#### [SET TASK]
Of all the lines here, how many include the string "Benz"? Answer with the number only.

Data excerpts:
+++++

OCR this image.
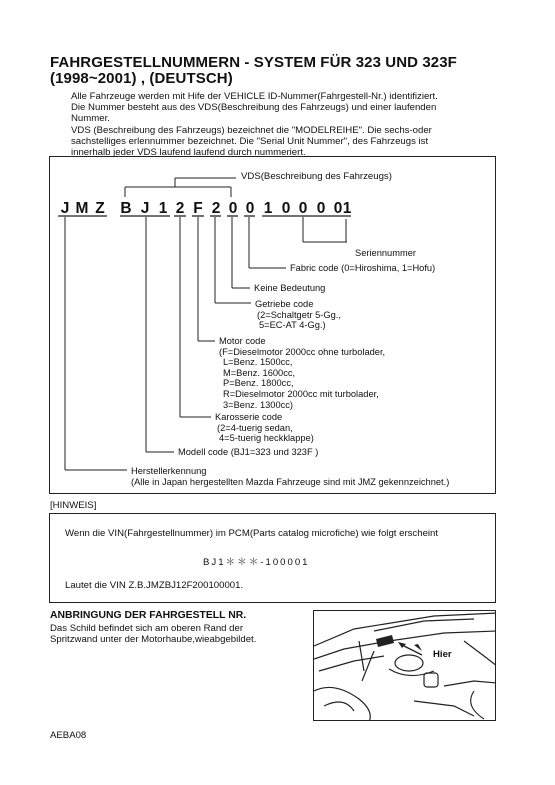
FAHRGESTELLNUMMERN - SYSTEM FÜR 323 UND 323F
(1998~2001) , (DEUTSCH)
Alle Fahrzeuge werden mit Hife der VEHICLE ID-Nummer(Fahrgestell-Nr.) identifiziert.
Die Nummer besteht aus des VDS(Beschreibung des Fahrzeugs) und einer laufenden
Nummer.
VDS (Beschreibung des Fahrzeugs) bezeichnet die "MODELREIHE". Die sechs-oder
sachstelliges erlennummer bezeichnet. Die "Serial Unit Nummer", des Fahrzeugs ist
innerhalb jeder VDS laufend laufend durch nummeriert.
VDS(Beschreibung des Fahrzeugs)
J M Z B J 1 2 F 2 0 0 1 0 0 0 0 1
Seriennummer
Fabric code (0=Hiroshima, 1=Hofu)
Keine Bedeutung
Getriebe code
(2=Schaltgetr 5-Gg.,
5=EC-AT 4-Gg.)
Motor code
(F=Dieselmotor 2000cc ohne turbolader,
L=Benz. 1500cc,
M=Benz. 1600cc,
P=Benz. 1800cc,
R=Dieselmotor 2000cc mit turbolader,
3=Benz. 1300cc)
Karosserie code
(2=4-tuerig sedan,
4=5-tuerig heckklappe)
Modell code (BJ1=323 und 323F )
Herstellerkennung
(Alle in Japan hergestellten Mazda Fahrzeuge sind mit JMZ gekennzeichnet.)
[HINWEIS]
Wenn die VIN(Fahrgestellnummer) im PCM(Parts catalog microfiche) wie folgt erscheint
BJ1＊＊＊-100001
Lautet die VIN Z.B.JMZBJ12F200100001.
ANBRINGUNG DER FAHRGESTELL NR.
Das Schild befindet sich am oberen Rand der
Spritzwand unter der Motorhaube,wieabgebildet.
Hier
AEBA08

+++++

#### [SOLUTION FOR THIS PROBLEM]
4